__Aim__:
In the material below, find each line holding the string "values" and copy it.

— Begin —

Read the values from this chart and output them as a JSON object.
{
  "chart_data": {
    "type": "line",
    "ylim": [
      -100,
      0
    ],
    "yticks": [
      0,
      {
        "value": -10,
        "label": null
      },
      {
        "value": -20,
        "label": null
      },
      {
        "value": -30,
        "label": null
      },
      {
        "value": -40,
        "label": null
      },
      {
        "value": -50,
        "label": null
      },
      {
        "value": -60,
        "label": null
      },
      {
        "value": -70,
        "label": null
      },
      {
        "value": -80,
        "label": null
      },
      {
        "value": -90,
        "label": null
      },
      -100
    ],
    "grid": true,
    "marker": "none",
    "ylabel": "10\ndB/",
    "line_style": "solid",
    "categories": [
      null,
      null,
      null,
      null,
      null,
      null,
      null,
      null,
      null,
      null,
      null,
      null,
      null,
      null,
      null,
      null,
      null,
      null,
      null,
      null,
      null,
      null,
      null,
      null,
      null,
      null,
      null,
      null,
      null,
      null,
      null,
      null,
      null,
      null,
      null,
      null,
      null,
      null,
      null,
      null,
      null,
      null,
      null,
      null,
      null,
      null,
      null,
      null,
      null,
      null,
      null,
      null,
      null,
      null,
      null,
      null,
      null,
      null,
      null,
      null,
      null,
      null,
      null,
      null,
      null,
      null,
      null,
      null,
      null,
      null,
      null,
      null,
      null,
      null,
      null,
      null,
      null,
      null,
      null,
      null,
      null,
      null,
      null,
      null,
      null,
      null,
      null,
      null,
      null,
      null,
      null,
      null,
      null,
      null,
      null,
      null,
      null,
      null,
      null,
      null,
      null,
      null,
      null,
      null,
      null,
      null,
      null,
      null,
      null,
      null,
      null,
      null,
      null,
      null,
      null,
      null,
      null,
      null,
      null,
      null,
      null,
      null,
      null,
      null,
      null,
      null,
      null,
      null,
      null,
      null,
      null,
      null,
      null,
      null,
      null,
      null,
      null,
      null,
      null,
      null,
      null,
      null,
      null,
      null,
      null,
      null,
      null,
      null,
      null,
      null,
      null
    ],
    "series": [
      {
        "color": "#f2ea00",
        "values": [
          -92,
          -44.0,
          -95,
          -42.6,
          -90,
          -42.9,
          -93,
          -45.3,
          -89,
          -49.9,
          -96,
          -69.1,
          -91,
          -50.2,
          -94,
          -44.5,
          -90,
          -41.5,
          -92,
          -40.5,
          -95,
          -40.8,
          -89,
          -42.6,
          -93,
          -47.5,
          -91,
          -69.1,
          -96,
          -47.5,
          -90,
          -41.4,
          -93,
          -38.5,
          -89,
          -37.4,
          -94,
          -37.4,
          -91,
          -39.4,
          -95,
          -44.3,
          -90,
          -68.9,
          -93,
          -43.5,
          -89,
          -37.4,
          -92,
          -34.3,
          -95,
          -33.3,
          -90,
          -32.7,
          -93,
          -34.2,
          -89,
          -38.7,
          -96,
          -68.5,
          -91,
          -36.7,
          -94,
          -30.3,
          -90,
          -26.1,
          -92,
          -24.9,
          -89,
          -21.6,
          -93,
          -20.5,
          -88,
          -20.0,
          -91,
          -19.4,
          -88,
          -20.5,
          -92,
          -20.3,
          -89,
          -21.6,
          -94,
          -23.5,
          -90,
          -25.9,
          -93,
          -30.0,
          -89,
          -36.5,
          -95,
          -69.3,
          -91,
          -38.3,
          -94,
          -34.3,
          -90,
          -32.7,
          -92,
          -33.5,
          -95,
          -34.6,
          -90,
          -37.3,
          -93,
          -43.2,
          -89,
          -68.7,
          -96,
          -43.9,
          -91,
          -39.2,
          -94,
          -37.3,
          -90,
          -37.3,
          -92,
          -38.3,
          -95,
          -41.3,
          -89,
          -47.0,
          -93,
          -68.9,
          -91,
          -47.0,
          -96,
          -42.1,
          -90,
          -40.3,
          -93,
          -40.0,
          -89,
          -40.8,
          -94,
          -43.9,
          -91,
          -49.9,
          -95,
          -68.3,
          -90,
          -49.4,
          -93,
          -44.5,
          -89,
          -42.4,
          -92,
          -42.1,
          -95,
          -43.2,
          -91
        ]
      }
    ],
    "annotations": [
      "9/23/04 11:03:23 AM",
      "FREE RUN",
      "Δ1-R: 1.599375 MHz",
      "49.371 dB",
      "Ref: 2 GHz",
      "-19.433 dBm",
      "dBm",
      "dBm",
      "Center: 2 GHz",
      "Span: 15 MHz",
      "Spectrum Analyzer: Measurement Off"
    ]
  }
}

— End —

__Answer to the problem__:
Read the values from this chart and output them as a JSON object.
        "values": [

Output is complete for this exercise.